**CHALLENGE**
Tally how many lines hold the string "fees". Your reply should be that number alone.

**ROWS**
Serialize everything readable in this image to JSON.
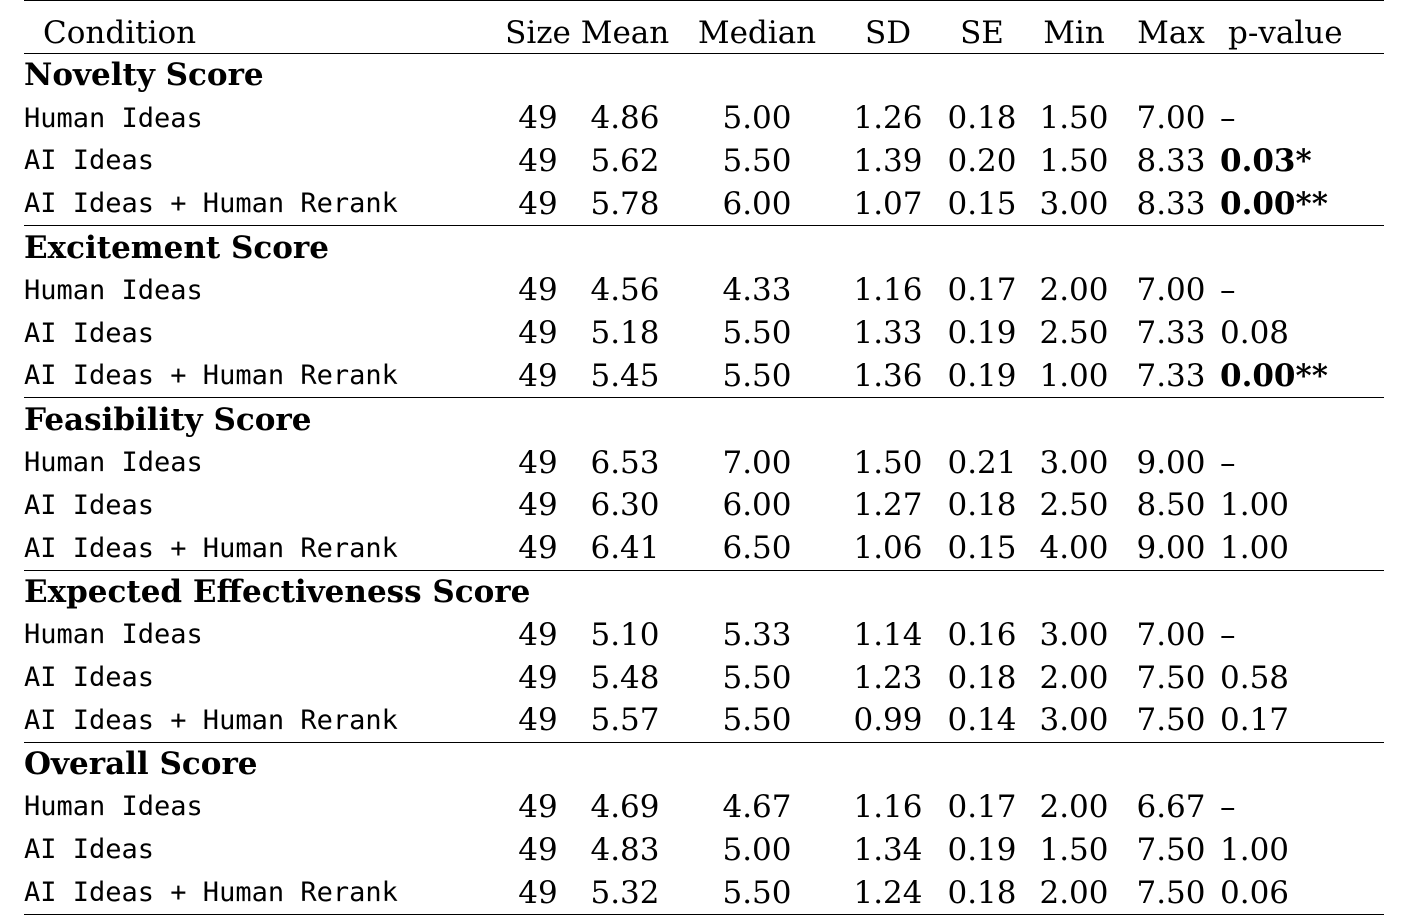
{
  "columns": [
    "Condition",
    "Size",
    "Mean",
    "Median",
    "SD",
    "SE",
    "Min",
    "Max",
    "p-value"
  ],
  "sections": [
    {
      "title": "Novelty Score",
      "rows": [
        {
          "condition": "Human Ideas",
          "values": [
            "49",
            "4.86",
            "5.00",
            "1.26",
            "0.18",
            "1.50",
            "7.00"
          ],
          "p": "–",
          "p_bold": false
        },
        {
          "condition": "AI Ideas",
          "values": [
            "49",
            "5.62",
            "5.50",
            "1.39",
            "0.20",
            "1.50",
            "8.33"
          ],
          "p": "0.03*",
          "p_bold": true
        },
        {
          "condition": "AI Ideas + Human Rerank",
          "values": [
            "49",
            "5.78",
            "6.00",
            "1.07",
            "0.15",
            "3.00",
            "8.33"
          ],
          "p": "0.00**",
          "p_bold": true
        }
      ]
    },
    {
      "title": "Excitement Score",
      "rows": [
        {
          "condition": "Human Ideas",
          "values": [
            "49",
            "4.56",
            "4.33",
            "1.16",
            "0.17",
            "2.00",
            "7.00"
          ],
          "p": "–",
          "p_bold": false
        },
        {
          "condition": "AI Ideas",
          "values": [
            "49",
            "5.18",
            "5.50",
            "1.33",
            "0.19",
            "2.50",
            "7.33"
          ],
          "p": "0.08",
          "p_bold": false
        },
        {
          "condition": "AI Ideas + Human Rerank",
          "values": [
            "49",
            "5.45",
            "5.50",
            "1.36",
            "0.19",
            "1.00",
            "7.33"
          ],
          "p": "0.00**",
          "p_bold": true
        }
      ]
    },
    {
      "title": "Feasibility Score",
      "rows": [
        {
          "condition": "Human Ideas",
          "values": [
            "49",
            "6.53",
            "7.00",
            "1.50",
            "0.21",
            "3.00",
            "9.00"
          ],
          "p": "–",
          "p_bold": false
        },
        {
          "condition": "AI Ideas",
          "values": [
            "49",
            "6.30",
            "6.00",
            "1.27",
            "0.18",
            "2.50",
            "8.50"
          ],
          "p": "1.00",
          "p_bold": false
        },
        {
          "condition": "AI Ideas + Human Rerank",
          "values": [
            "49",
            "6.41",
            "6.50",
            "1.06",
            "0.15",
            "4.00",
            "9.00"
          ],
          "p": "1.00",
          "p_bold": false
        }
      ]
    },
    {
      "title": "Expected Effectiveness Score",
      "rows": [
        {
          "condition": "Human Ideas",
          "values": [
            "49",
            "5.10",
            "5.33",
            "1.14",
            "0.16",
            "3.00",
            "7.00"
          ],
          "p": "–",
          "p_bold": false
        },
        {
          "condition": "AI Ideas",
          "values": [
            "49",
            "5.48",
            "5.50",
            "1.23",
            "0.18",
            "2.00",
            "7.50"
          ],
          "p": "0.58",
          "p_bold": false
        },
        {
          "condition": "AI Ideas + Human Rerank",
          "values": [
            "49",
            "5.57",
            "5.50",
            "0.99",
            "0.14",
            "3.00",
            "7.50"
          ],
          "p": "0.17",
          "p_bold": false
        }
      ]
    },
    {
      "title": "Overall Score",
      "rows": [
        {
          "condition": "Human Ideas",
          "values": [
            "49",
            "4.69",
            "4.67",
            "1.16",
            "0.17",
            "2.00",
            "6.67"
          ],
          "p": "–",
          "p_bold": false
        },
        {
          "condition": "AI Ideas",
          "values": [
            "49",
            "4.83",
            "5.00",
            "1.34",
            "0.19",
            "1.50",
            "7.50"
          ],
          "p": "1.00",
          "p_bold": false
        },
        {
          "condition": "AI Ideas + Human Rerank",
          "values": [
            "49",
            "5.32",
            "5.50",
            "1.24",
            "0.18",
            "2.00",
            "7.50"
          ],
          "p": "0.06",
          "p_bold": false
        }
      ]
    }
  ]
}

==

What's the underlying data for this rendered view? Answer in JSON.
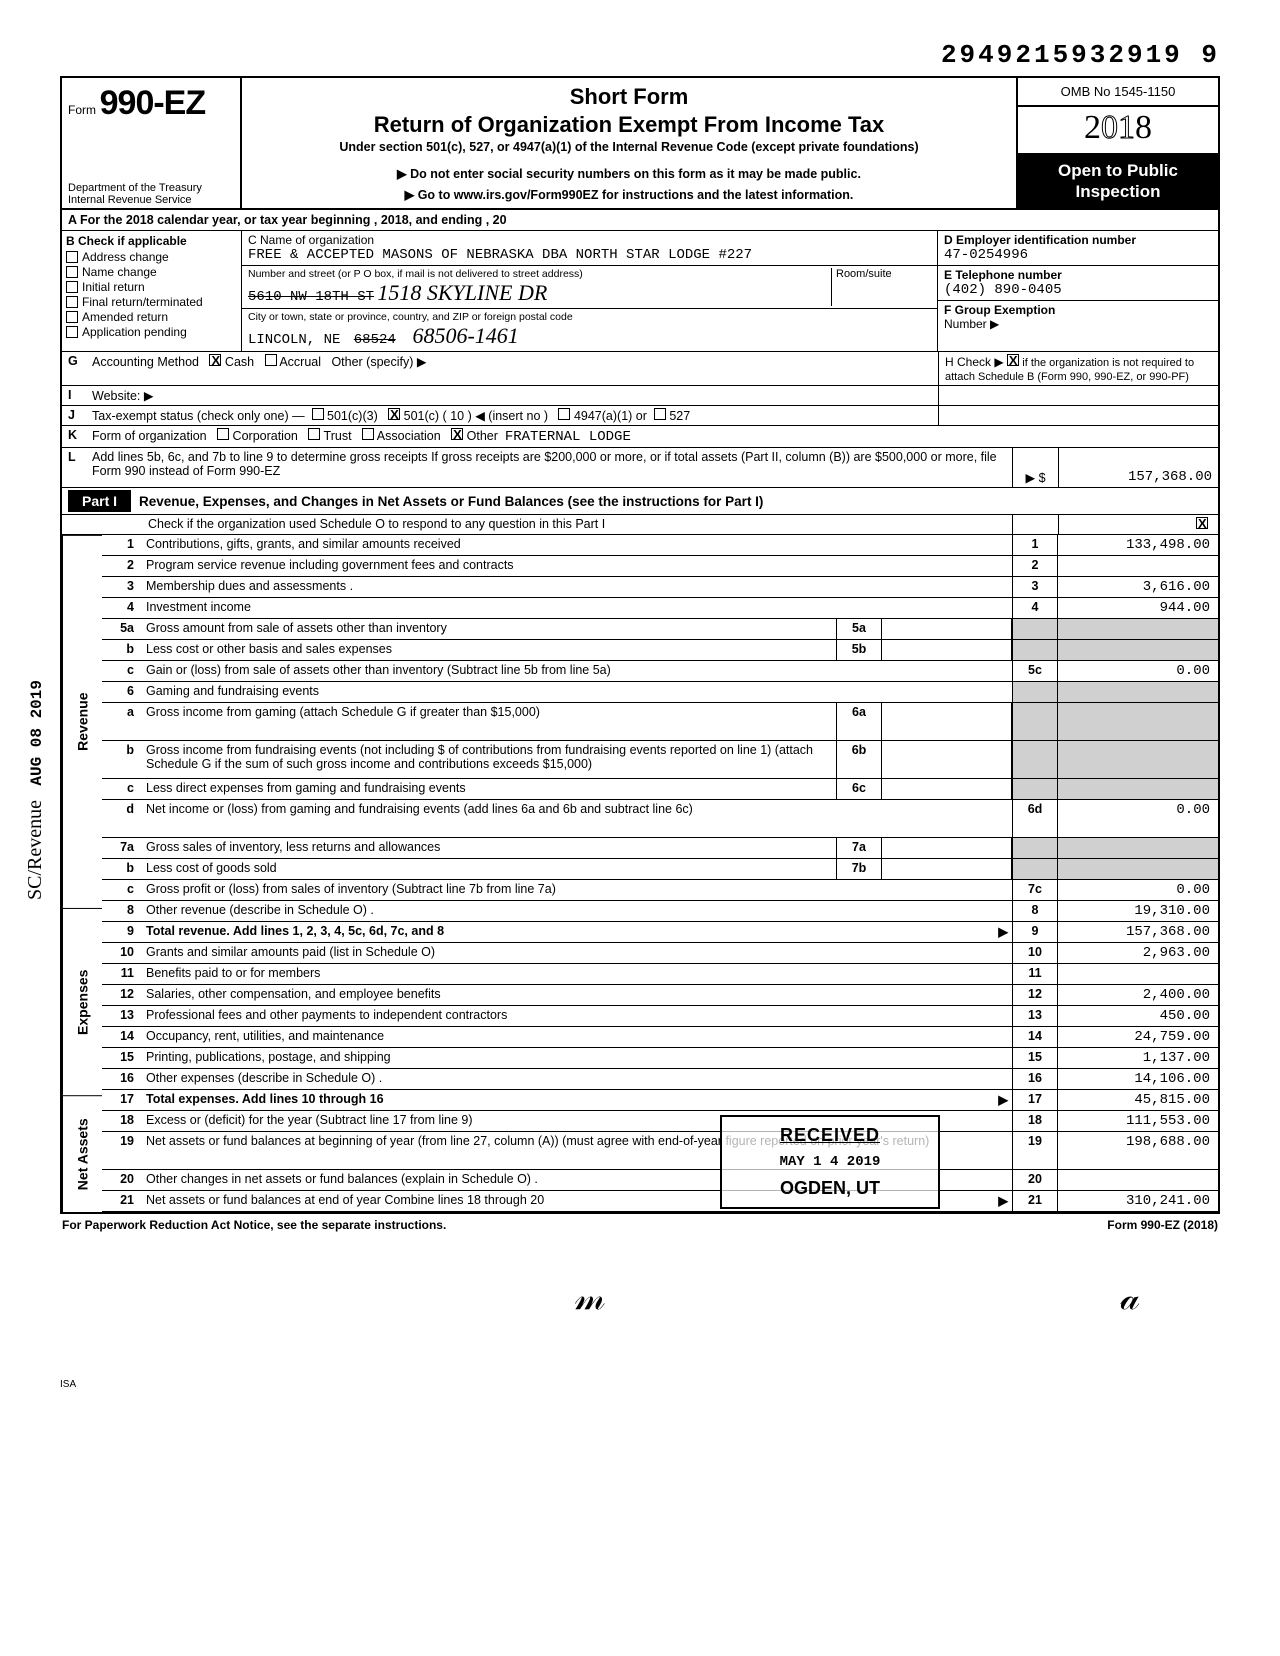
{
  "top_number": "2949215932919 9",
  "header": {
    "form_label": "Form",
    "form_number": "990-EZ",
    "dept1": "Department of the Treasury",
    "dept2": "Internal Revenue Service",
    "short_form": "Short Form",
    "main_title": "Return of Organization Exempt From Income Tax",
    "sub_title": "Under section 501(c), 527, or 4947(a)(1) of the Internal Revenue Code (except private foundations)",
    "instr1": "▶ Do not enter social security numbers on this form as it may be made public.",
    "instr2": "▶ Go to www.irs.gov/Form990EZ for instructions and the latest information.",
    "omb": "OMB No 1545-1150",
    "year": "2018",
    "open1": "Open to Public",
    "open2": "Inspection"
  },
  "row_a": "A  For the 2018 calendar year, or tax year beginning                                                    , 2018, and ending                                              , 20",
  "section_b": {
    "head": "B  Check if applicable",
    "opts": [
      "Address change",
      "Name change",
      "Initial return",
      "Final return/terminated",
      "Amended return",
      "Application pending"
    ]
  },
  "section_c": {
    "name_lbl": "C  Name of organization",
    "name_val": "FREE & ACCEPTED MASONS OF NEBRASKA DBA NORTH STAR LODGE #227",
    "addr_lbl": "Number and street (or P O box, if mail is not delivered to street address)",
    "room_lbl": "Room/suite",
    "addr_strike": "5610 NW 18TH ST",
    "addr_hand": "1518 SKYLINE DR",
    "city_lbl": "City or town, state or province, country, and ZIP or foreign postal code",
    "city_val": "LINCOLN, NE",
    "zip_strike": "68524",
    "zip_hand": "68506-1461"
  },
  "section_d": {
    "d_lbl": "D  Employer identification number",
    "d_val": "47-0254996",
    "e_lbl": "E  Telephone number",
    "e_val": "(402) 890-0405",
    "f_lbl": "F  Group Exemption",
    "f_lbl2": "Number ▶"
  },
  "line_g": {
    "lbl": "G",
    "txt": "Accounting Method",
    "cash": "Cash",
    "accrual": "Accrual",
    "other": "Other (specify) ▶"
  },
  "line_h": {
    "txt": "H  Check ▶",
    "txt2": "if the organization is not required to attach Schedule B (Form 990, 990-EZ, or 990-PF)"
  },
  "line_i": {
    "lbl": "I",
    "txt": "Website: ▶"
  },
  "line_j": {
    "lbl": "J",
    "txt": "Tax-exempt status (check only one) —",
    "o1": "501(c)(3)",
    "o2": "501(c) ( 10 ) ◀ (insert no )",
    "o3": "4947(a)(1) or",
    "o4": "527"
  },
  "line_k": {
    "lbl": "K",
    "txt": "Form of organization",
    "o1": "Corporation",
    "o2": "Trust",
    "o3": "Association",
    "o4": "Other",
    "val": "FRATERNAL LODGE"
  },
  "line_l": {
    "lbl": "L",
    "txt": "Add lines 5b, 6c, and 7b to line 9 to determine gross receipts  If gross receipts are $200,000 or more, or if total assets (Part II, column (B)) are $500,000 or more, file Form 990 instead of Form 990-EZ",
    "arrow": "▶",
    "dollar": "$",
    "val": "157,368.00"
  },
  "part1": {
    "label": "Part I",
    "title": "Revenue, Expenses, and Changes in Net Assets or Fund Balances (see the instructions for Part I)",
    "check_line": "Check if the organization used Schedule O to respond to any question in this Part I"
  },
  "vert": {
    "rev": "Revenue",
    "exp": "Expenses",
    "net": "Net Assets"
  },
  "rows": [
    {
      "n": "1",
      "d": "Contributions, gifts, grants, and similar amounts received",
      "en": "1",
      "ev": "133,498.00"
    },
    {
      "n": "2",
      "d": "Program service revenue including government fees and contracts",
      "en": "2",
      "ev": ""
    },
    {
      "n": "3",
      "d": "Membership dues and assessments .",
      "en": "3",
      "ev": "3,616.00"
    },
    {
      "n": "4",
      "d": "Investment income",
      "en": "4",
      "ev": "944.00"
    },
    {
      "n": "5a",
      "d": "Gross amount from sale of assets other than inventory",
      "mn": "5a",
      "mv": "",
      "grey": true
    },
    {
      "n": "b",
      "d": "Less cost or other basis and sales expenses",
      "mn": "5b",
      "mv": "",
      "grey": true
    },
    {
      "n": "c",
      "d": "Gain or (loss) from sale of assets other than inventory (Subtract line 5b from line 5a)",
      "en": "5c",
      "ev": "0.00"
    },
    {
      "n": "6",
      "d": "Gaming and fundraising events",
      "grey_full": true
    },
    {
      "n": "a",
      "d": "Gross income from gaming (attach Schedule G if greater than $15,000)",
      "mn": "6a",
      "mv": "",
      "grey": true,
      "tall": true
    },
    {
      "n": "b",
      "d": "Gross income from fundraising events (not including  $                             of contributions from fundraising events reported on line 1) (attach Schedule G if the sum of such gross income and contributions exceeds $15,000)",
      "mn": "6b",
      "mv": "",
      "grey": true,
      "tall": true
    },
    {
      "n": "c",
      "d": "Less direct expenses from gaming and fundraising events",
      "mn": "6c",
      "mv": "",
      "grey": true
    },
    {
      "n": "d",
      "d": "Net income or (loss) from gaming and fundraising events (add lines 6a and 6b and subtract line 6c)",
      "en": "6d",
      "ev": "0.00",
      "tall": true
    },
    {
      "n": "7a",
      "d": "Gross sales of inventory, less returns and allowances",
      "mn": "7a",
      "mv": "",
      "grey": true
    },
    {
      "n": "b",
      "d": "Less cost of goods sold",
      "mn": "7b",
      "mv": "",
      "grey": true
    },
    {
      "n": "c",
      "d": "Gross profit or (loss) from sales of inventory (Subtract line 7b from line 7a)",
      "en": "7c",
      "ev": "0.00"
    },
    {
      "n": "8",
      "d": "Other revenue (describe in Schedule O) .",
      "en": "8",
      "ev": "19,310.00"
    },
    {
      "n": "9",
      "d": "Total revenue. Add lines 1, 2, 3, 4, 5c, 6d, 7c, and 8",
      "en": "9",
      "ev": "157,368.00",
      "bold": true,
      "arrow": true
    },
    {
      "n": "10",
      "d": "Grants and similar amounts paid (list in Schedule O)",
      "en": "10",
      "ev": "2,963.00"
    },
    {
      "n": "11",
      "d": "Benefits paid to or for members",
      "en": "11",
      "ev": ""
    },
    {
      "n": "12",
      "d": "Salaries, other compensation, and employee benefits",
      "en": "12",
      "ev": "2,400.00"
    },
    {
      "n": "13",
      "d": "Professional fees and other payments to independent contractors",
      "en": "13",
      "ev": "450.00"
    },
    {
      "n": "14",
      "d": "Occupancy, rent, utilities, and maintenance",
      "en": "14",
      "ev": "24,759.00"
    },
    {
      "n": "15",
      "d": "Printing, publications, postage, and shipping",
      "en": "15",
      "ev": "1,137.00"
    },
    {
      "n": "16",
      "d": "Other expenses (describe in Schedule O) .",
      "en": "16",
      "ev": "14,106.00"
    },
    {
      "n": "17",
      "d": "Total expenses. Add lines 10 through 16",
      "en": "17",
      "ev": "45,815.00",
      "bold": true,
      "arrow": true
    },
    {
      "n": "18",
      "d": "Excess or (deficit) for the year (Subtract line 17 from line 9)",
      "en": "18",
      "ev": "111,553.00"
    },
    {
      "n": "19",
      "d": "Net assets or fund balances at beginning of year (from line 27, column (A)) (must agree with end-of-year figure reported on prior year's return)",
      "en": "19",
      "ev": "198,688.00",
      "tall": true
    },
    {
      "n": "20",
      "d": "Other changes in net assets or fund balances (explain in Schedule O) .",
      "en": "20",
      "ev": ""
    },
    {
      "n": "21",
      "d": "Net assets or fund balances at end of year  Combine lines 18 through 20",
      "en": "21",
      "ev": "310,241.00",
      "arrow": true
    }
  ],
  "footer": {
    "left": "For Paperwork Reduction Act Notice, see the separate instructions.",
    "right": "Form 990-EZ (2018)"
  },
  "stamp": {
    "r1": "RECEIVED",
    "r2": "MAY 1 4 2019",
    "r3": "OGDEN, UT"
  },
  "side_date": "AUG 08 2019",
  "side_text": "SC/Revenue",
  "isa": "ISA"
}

**OUTPUT FOR THIS EXERCISE**
2